■ WHAT YOU ARE ASKED TO DO: Give the number of lines containing the word "RATING", and nothing else.

■ EXERCISE INPUTS:
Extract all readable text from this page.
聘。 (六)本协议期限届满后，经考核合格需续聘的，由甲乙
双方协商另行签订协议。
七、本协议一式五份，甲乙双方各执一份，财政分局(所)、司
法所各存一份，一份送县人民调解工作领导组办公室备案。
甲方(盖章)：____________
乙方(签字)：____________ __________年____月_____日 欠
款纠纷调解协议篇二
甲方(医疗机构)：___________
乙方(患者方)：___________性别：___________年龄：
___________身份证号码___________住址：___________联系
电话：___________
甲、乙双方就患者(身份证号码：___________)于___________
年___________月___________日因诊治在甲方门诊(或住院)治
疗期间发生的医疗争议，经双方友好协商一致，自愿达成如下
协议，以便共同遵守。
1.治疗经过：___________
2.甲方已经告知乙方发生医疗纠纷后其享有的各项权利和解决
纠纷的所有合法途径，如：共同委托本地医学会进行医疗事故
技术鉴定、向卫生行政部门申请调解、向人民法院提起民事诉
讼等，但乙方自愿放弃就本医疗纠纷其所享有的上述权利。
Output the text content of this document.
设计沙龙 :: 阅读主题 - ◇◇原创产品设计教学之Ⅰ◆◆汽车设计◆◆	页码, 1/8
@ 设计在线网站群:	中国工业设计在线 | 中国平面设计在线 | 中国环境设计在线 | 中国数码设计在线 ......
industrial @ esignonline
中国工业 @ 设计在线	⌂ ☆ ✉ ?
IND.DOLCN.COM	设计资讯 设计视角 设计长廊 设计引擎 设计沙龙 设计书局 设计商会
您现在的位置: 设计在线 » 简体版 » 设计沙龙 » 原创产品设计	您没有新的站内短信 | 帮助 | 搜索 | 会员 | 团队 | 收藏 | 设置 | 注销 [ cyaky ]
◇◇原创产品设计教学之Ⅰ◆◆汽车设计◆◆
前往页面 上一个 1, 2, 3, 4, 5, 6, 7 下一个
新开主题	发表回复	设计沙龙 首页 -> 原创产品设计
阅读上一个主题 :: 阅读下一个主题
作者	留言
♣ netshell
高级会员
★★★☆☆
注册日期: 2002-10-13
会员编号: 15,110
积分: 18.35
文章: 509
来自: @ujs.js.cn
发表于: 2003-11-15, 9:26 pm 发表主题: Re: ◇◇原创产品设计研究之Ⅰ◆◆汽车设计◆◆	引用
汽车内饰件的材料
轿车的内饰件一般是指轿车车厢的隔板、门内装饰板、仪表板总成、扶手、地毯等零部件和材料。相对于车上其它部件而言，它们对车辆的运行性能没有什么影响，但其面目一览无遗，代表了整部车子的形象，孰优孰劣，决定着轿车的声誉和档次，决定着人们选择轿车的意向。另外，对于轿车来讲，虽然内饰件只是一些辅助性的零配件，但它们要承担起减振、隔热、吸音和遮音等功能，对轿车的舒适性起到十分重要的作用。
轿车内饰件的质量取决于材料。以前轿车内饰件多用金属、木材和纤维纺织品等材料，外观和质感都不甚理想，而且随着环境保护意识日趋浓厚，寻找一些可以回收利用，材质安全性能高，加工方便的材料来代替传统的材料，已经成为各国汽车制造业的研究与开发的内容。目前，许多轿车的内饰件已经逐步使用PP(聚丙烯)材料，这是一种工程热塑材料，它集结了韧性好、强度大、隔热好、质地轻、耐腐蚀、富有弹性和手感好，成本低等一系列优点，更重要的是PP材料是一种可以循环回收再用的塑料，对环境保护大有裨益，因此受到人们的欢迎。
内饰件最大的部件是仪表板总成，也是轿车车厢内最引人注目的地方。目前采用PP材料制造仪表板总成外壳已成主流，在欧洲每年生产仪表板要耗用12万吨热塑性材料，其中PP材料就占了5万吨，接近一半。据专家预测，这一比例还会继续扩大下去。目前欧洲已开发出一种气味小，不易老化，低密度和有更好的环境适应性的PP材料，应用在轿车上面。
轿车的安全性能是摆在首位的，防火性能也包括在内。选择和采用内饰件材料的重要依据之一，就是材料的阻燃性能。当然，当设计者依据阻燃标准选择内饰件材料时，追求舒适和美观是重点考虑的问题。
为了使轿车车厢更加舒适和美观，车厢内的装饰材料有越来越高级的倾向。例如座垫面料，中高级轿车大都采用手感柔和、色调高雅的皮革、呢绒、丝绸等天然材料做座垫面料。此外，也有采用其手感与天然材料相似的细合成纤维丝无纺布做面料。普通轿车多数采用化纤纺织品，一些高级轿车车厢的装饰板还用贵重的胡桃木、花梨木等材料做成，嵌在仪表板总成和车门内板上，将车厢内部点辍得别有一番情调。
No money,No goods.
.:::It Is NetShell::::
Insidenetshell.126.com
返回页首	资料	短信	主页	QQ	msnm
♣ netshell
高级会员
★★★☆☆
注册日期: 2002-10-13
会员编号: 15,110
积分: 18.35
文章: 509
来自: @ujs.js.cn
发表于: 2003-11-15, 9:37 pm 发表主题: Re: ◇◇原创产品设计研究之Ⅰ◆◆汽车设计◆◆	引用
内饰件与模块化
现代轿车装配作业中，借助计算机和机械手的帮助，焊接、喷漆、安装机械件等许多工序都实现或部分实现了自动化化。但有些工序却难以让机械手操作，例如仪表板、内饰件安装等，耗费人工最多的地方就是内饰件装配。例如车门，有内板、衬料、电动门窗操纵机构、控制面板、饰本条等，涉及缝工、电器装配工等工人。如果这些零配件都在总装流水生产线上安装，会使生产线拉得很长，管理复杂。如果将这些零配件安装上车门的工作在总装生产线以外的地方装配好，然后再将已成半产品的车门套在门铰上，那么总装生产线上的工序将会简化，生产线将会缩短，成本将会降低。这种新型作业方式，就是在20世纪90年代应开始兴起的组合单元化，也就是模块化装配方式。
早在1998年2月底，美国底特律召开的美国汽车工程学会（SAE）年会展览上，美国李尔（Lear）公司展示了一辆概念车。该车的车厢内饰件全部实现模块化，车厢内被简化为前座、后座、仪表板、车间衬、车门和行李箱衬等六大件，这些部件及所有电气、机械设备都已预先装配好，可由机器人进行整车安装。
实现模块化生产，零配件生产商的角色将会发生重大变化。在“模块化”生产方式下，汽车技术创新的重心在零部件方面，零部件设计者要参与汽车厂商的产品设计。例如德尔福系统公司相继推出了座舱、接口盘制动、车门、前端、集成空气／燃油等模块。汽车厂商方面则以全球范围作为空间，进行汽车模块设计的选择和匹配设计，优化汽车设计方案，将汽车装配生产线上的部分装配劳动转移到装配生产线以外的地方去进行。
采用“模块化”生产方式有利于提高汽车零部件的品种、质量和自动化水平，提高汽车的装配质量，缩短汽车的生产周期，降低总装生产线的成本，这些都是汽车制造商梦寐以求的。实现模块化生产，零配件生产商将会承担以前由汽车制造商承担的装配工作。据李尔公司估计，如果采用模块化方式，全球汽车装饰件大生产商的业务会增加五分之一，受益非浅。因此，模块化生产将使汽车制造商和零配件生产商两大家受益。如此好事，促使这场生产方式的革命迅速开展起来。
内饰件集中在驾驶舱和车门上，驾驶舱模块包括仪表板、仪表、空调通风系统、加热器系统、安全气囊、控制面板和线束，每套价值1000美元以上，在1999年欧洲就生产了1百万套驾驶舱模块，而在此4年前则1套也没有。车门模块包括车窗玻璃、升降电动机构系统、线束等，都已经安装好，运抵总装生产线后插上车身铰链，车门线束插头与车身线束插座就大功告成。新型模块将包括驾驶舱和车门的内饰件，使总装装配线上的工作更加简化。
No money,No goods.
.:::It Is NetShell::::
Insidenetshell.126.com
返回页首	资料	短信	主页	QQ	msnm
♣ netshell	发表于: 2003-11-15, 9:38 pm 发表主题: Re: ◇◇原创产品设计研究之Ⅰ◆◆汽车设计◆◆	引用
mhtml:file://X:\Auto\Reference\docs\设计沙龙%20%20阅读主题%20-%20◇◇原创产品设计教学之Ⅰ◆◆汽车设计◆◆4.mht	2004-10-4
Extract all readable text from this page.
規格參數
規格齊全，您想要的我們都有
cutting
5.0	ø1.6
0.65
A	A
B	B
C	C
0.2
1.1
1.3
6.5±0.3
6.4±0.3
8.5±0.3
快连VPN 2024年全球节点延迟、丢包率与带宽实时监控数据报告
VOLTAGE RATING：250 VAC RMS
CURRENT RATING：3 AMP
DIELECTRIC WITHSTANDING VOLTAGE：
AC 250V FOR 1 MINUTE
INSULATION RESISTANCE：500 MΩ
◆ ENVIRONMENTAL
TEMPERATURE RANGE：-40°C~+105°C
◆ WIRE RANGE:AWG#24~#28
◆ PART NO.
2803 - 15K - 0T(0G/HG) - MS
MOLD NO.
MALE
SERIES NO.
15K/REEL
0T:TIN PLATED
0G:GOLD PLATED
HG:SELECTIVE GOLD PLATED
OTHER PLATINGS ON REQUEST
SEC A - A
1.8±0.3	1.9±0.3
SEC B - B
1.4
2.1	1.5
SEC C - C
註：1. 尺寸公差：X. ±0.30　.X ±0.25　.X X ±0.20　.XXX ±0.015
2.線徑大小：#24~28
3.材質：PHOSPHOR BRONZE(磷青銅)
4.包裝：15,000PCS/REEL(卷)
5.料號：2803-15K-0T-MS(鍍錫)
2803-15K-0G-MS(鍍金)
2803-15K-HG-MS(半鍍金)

■ SOLUTION TO THE EXERCISE: 2